* THE TASK *
Count each line below that has "kompleks" anywhere in it. Answer with the total alone.
** Start EXTRACTED INFORMATION **
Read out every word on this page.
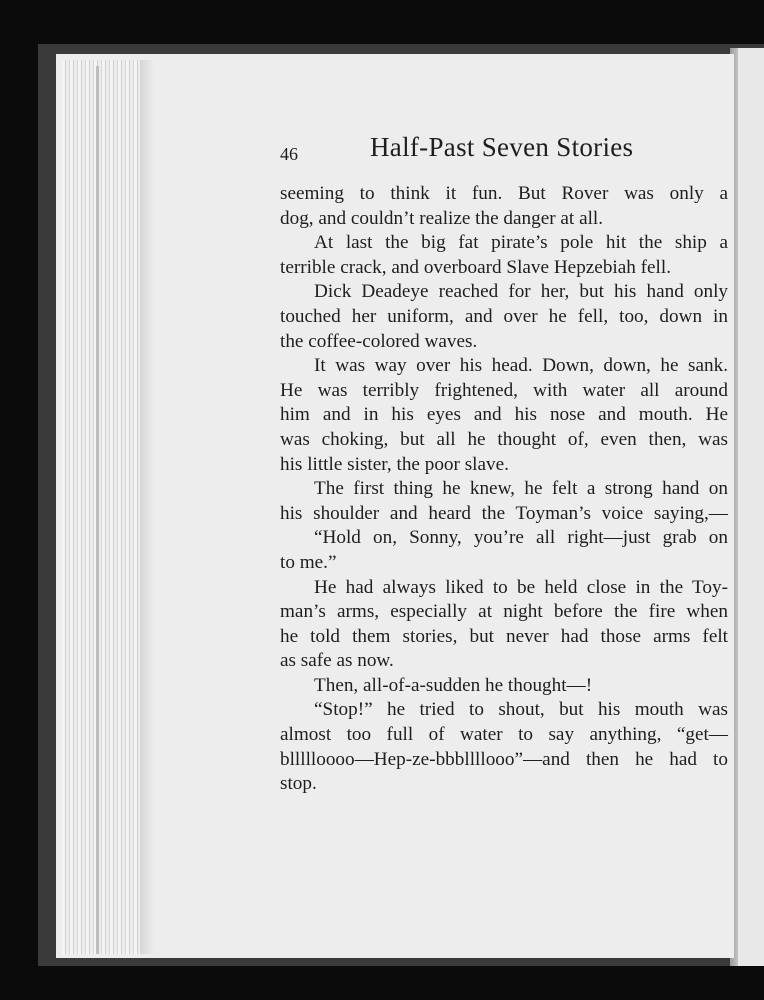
46	Half-Past Seven Stories

seeming to think it fun. But Rover was only a
dog, and couldn’t realize the danger at all.

At last the big fat pirate’s pole hit the ship a
terrible crack, and overboard Slave Hepzebiah fell.

Dick Deadeye reached for her, but his hand only
touched her uniform, and over he fell, too, down in
the coffee-colored waves.

It was way over his head. Down, down, he sank.
He was terribly frightened, with water all around
him and in his eyes and his nose and mouth. He
was choking, but all he thought of, even then, was
his little sister, the poor slave.

The first thing he knew, he felt a strong hand on
his shoulder and heard the Toyman’s voice saying,—

“Hold on, Sonny, you’re all right—just grab on
to me.”

He had always liked to be held close in the Toy-
man’s arms, especially at night before the fire when
he told them stories, but never had those arms felt
as safe as now.

Then, all-of-a-sudden he thought—!

“Stop!” he tried to shout, but his mouth was
almost too full of water to say anything, “get—
bllllloooo—Hep-ze-bbbllllooo”—and then he had to
stop.
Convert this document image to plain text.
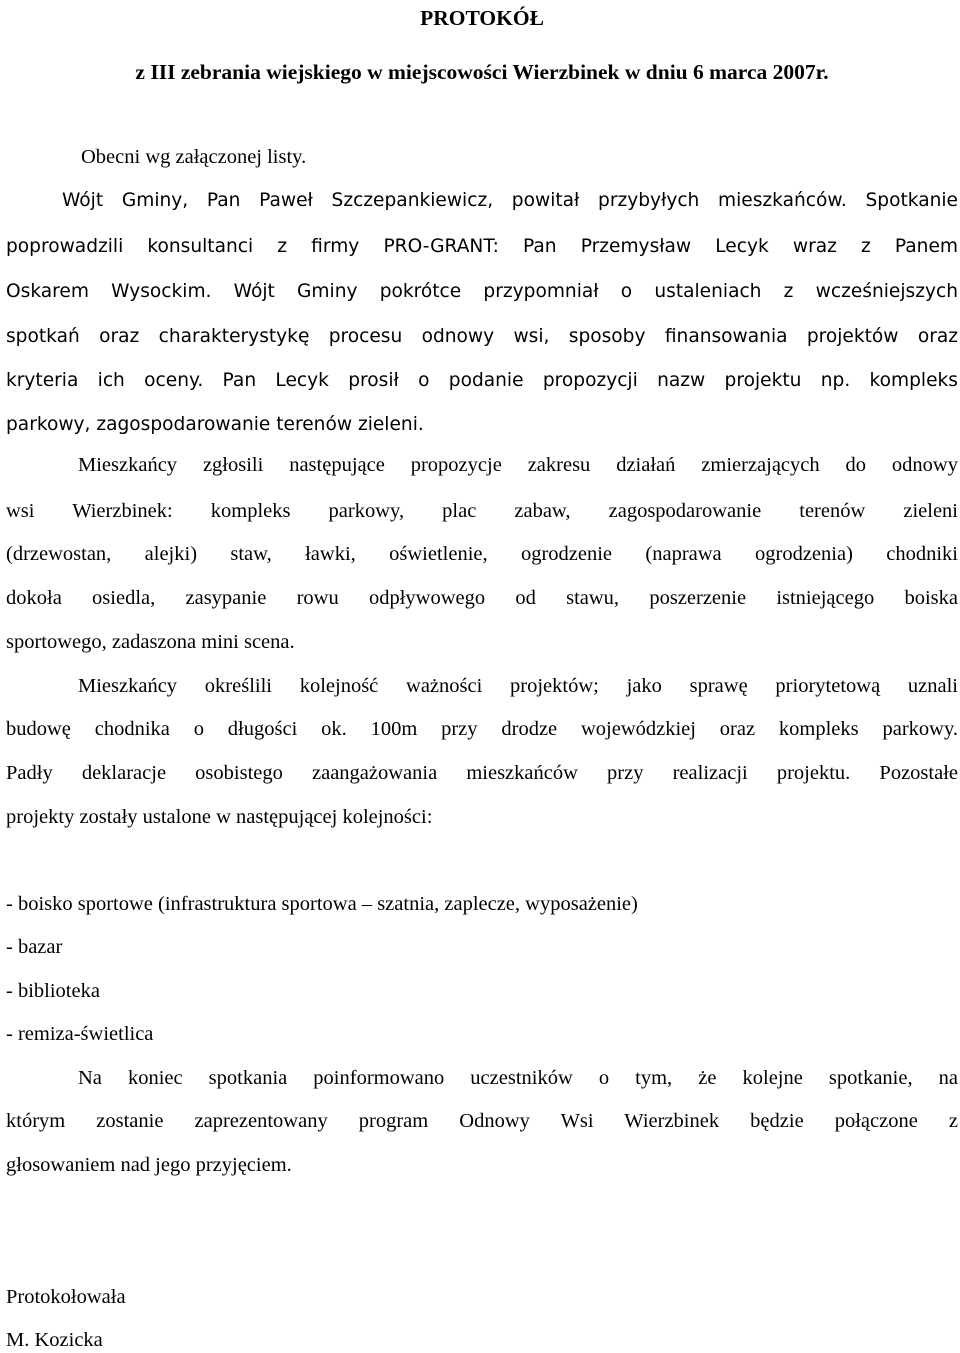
PROTOKÓŁ
z III zebrania wiejskiego w miejscowości Wierzbinek w dniu 6 marca 2007r.
Obecni wg załączonej listy.
Wójt Gminy, Pan Paweł Szczepankiewicz, powitał przybyłych mieszkańców. Spotkanie
poprowadzili konsultanci z firmy PRO-GRANT: Pan Przemysław Lecyk wraz z Panem
Oskarem Wysockim. Wójt Gminy pokrótce przypomniał o ustaleniach z wcześniejszych
spotkań oraz charakterystykę procesu odnowy wsi, sposoby finansowania projektów oraz
kryteria ich oceny. Pan Lecyk prosił o podanie propozycji nazw projektu np. kompleks
parkowy, zagospodarowanie terenów zieleni.
Mieszkańcy zgłosili następujące propozycje zakresu działań zmierzających do odnowy
wsi Wierzbinek: kompleks parkowy, plac zabaw, zagospodarowanie terenów zieleni
(drzewostan, alejki) staw, ławki, oświetlenie, ogrodzenie (naprawa ogrodzenia) chodniki
dokoła osiedla, zasypanie rowu odpływowego od stawu, poszerzenie istniejącego boiska
sportowego, zadaszona mini scena.
Mieszkańcy określili kolejność ważności projektów; jako sprawę priorytetową uznali
budowę chodnika o długości ok. 100m przy drodze wojewódzkiej oraz kompleks parkowy.
Padły deklaracje osobistego zaangażowania mieszkańców przy realizacji projektu. Pozostałe
projekty zostały ustalone w następującej kolejności:
- boisko sportowe (infrastruktura sportowa – szatnia, zaplecze, wyposażenie)
- bazar
- biblioteka
- remiza-świetlica
Na koniec spotkania poinformowano uczestników o tym, że kolejne spotkanie, na
którym zostanie zaprezentowany program Odnowy Wsi Wierzbinek będzie połączone z
głosowaniem nad jego przyjęciem.
Protokołowała
M. Kozicka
** End EXTRACTED INFORMATION **
* COMPLETED EXERCISE *
3